[Records excerpted from a collection]
— START —

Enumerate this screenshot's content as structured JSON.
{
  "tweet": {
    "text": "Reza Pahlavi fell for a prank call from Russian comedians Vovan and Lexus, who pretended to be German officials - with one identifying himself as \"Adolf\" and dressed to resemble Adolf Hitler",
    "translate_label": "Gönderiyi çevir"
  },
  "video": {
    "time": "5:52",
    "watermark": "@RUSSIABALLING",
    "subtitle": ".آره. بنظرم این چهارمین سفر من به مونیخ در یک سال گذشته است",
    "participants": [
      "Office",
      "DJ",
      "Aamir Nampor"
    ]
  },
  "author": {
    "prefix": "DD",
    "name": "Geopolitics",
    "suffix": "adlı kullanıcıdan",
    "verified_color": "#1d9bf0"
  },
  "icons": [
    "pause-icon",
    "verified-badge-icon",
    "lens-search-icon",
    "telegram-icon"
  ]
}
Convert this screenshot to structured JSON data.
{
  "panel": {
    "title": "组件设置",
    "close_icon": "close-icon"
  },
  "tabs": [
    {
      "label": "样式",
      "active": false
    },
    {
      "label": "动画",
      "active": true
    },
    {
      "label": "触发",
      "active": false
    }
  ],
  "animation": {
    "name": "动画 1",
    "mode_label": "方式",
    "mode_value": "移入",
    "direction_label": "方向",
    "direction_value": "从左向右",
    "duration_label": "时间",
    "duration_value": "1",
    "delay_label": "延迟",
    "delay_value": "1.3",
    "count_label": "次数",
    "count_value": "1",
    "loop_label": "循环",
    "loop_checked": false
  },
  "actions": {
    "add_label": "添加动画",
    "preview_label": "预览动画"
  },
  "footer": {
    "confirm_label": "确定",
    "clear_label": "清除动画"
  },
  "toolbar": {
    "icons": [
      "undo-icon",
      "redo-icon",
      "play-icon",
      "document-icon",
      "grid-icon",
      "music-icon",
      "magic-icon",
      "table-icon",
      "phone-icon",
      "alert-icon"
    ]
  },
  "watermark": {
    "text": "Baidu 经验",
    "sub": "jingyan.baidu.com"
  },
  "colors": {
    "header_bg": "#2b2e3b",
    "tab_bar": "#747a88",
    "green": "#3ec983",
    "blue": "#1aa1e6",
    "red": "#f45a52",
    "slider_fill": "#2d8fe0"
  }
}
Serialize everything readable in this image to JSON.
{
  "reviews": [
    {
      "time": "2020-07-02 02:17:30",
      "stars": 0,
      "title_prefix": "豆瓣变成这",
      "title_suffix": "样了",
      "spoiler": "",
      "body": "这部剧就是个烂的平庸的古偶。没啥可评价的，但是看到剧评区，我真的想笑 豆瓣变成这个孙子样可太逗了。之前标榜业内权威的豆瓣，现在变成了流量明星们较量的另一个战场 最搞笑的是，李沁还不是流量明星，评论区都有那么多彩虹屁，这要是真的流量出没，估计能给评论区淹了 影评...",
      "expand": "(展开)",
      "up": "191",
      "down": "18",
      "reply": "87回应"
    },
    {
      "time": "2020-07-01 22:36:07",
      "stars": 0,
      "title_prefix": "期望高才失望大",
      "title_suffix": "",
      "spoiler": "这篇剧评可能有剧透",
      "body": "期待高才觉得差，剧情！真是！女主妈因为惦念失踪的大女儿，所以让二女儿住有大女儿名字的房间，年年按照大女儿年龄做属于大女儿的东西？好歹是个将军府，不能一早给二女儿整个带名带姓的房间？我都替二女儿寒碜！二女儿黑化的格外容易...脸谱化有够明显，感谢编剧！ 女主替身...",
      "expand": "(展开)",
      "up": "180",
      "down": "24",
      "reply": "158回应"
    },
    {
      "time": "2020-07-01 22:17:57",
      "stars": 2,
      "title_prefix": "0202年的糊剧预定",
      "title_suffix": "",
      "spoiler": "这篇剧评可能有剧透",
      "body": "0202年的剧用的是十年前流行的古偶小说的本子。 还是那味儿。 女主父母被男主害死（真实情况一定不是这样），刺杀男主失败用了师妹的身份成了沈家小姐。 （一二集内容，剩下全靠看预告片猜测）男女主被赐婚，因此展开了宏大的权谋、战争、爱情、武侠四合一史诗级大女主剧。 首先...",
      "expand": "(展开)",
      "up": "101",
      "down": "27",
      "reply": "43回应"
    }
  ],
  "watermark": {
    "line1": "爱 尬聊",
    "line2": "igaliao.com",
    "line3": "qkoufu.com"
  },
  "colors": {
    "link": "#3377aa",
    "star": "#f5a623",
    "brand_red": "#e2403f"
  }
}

— END —

▶ What is asked: Reproduce the material above exactly; please quote every line of it.

▶ Complete response:
Enumerate this screenshot's content as structured JSON.
{
  "tweet": {
    "text": "Reza Pahlavi fell for a prank call from Russian comedians Vovan and Lexus, who pretended to be German officials - with one identifying himself as \"Adolf\" and dressed to resemble Adolf Hitler",
    "translate_label": "Gönderiyi çevir"
  },
  "video": {
    "time": "5:52",
    "watermark": "@RUSSIABALLING",
    "subtitle": ".آره. بنظرم این چهارمین سفر من به مونیخ در یک سال گذشته است",
    "participants": [
      "Office",
      "DJ",
      "Aamir Nampor"
    ]
  },
  "author": {
    "prefix": "DD",
    "name": "Geopolitics",
    "suffix": "adlı kullanıcıdan",
    "verified_color": "#1d9bf0"
  },
  "icons": [
    "pause-icon",
    "verified-badge-icon",
    "lens-search-icon",
    "telegram-icon"
  ]
}
Convert this screenshot to structured JSON data.
{
  "panel": {
    "title": "组件设置",
    "close_icon": "close-icon"
  },
  "tabs": [
    {
      "label": "样式",
      "active": false
    },
    {
      "label": "动画",
      "active": true
    },
    {
      "label": "触发",
      "active": false
    }
  ],
  "animation": {
    "name": "动画 1",
    "mode_label": "方式",
    "mode_value": "移入",
    "direction_label": "方向",
    "direction_value": "从左向右",
    "duration_label": "时间",
    "duration_value": "1",
    "delay_label": "延迟",
    "delay_value": "1.3",
    "count_label": "次数",
    "count_value": "1",
    "loop_label": "循环",
    "loop_checked": false
  },
  "actions": {
    "add_label": "添加动画",
    "preview_label": "预览动画"
  },
  "footer": {
    "confirm_label": "确定",
    "clear_label": "清除动画"
  },
  "toolbar": {
    "icons": [
      "undo-icon",
      "redo-icon",
      "play-icon",
      "document-icon",
      "grid-icon",
      "music-icon",
      "magic-icon",
      "table-icon",
      "phone-icon",
      "alert-icon"
    ]
  },
  "watermark": {
    "text": "Baidu 经验",
    "sub": "jingyan.baidu.com"
  },
  "colors": {
    "header_bg": "#2b2e3b",
    "tab_bar": "#747a88",
    "green": "#3ec983",
    "blue": "#1aa1e6",
    "red": "#f45a52",
    "slider_fill": "#2d8fe0"
  }
}
Serialize everything readable in this image to JSON.
{
  "reviews": [
    {
      "time": "2020-07-02 02:17:30",
      "stars": 0,
      "title_prefix": "豆瓣变成这",
      "title_suffix": "样了",
      "spoiler": "",
      "body": "这部剧就是个烂的平庸的古偶。没啥可评价的，但是看到剧评区，我真的想笑 豆瓣变成这个孙子样可太逗了。之前标榜业内权威的豆瓣，现在变成了流量明星们较量的另一个战场 最搞笑的是，李沁还不是流量明星，评论区都有那么多彩虹屁，这要是真的流量出没，估计能给评论区淹了 影评...",
      "expand": "(展开)",
      "up": "191",
      "down": "18",
      "reply": "87回应"
    },
    {
      "time": "2020-07-01 22:36:07",
      "stars": 0,
      "title_prefix": "期望高才失望大",
      "title_suffix": "",
      "spoiler": "这篇剧评可能有剧透",
      "body": "期待高才觉得差，剧情！真是！女主妈因为惦念失踪的大女儿，所以让二女儿住有大女儿名字的房间，年年按照大女儿年龄做属于大女儿的东西？好歹是个将军府，不能一早给二女儿整个带名带姓的房间？我都替二女儿寒碜！二女儿黑化的格外容易...脸谱化有够明显，感谢编剧！ 女主替身...",
      "expand": "(展开)",
      "up": "180",
      "down": "24",
      "reply": "158回应"
    },
    {
      "time": "2020-07-01 22:17:57",
      "stars": 2,
      "title_prefix": "0202年的糊剧预定",
      "title_suffix": "",
      "spoiler": "这篇剧评可能有剧透",
      "body": "0202年的剧用的是十年前流行的古偶小说的本子。 还是那味儿。 女主父母被男主害死（真实情况一定不是这样），刺杀男主失败用了师妹的身份成了沈家小姐。 （一二集内容，剩下全靠看预告片猜测）男女主被赐婚，因此展开了宏大的权谋、战争、爱情、武侠四合一史诗级大女主剧。 首先...",
      "expand": "(展开)",
      "up": "101",
      "down": "27",
      "reply": "43回应"
    }
  ],
  "watermark": {
    "line1": "爱 尬聊",
    "line2": "igaliao.com",
    "line3": "qkoufu.com"
  },
  "colors": {
    "link": "#3377aa",
    "star": "#f5a623",
    "brand_red": "#e2403f"
  }
}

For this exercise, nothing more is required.